Start of EXERCISE DATA

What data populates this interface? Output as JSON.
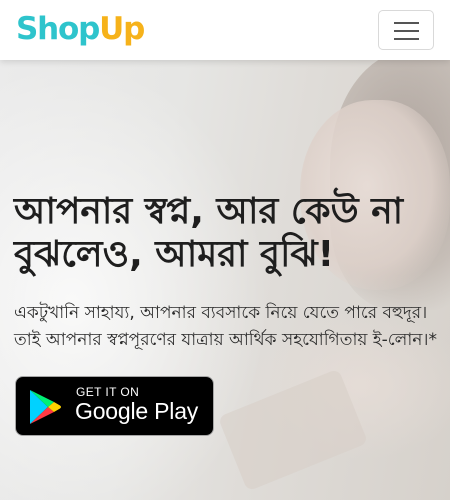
{
  "brand": {
    "part1": "Shop",
    "part2": "Up",
    "colors": {
      "shop": "#2ec4cc",
      "up": "#f6b21a"
    }
  },
  "navbar": {
    "menu_icon": "hamburger-menu-icon"
  },
  "hero": {
    "headline": "আপনার স্বপ্ন, আর কেউ না বুঝলেও, আমরা বুঝি!",
    "subtext": "একটুখানি সাহায্য, আপনার ব্যবসাকে নিয়ে যেতে পারে বহুদূর। তাই আপনার স্বপ্নপূরণের যাত্রায় আর্থিক সহযোগিতায় ই-লোন।*"
  },
  "store_badge": {
    "small_text": "GET IT ON",
    "large_text": "Google Play",
    "icon": "google-play-icon"
  }
}
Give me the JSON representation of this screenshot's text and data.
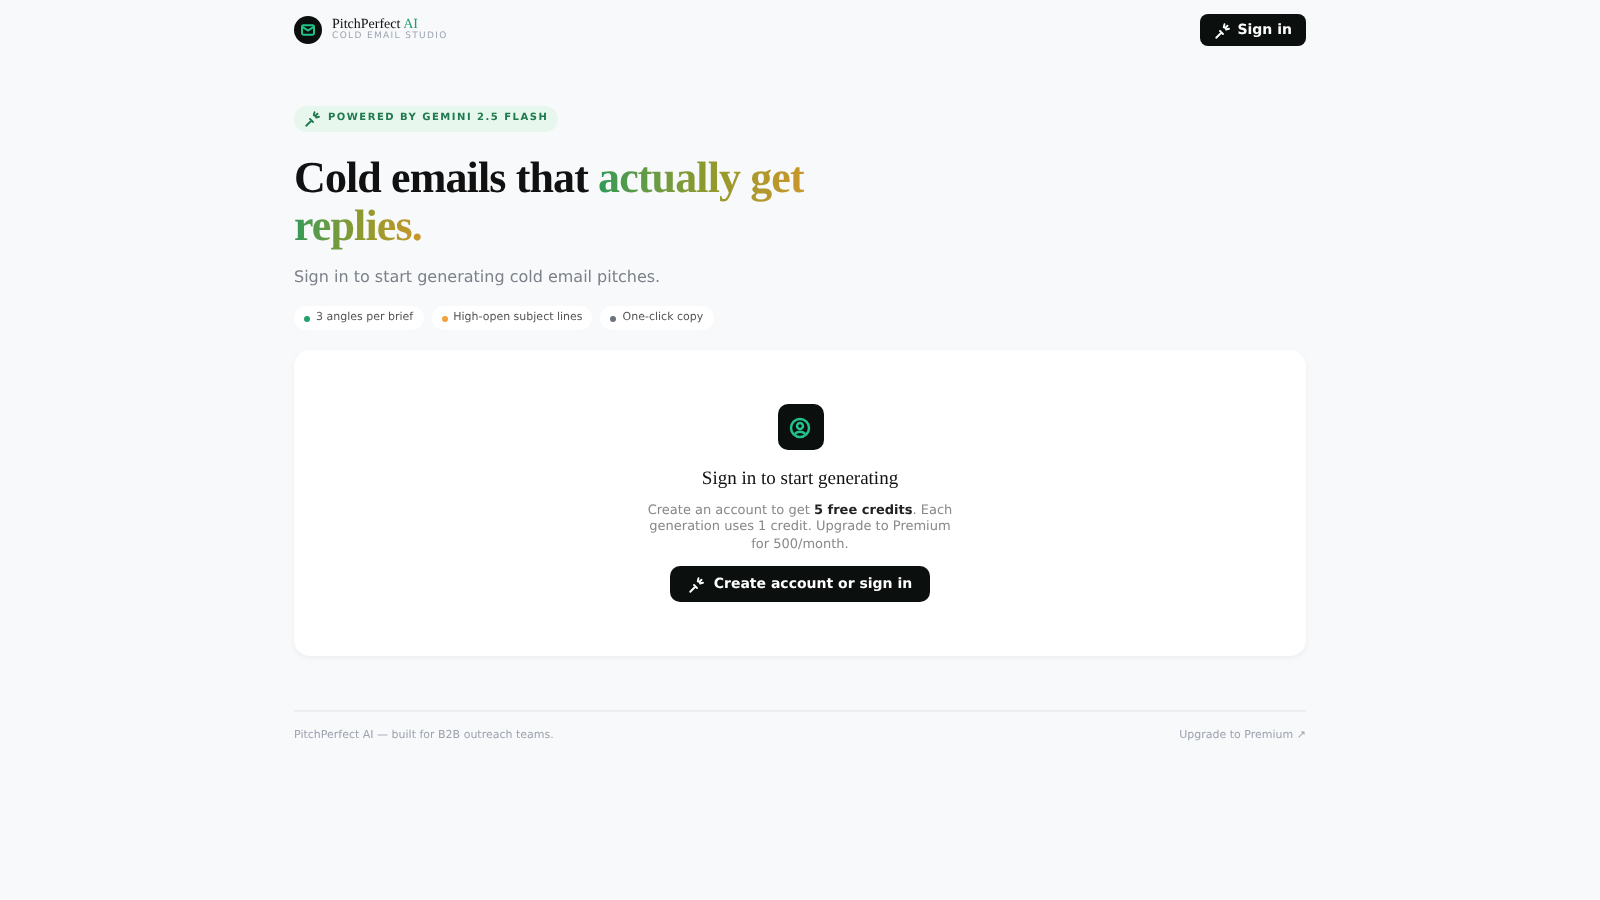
{
  "brand": {
    "name": "PitchPerfect",
    "name_accent": "AI",
    "tagline": "COLD EMAIL STUDIO"
  },
  "header_button": "Sign in",
  "badge": "POWERED BY GEMINI 2.5 FLASH",
  "headline": {
    "lead": "Cold emails that",
    "highlight": "actually get replies."
  },
  "subtitle": "Sign in to start generating cold email pitches.",
  "features": [
    {
      "label": "3 angles per brief",
      "color": "#22a06b"
    },
    {
      "label": "High-open subject lines",
      "color": "#f0a23a"
    },
    {
      "label": "One-click copy",
      "color": "#6b7280"
    }
  ],
  "card": {
    "title": "Sign in to start generating",
    "text": "Create an account to get **5 free credits**. Each generation uses 1 credit. Upgrade to Premium for 500/month.",
    "button": "Create account or sign in"
  },
  "footer": {
    "text": "PitchPerfect AI — built for B2B outreach teams.",
    "link": "Upgrade to Premium ↗"
  }
}
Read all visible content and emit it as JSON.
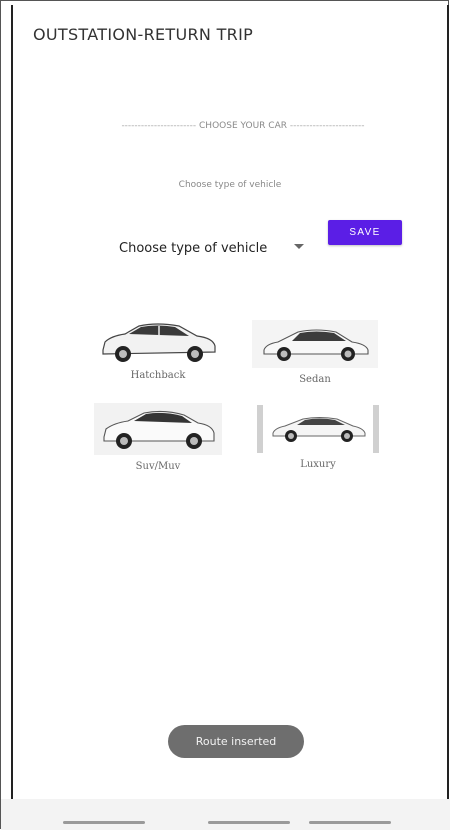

End of EXERCISE DATA

Each entry above is to be written out again unchanged, apart from the pictures, which are left out.

What data populates this interface? Output as JSON.
{
  "brand": {
    "part1": "Shop",
    "part2": "Up",
    "colors": {
      "shop": "#2ec4cc",
      "up": "#f6b21a"
    }
  },
  "navbar": {
    "menu_icon": "hamburger-menu-icon"
  },
  "hero": {
    "headline": "আপনার স্বপ্ন, আর কেউ না বুঝলেও, আমরা বুঝি!",
    "subtext": "একটুখানি সাহায্য, আপনার ব্যবসাকে নিয়ে যেতে পারে বহুদূর। তাই আপনার স্বপ্নপূরণের যাত্রায় আর্থিক সহযোগিতায় ই-লোন।*"
  },
  "store_badge": {
    "small_text": "GET IT ON",
    "large_text": "Google Play",
    "icon": "google-play-icon"
  }
}
Give me the JSON representation of this screenshot's text and data.
{
  "brand": {
    "name": "PitchPerfect",
    "name_accent": "AI",
    "tagline": "COLD EMAIL STUDIO"
  },
  "header_button": "Sign in",
  "badge": "POWERED BY GEMINI 2.5 FLASH",
  "headline": {
    "lead": "Cold emails that",
    "highlight": "actually get replies."
  },
  "subtitle": "Sign in to start generating cold email pitches.",
  "features": [
    {
      "label": "3 angles per brief",
      "color": "#22a06b"
    },
    {
      "label": "High-open subject lines",
      "color": "#f0a23a"
    },
    {
      "label": "One-click copy",
      "color": "#6b7280"
    }
  ],
  "card": {
    "title": "Sign in to start generating",
    "text": "Create an account to get **5 free credits**. Each generation uses 1 credit. Upgrade to Premium for 500/month.",
    "button": "Create account or sign in"
  },
  "footer": {
    "text": "PitchPerfect AI — built for B2B outreach teams.",
    "link": "Upgrade to Premium ↗"
  }
}
Read all visible content and emit it as JSON.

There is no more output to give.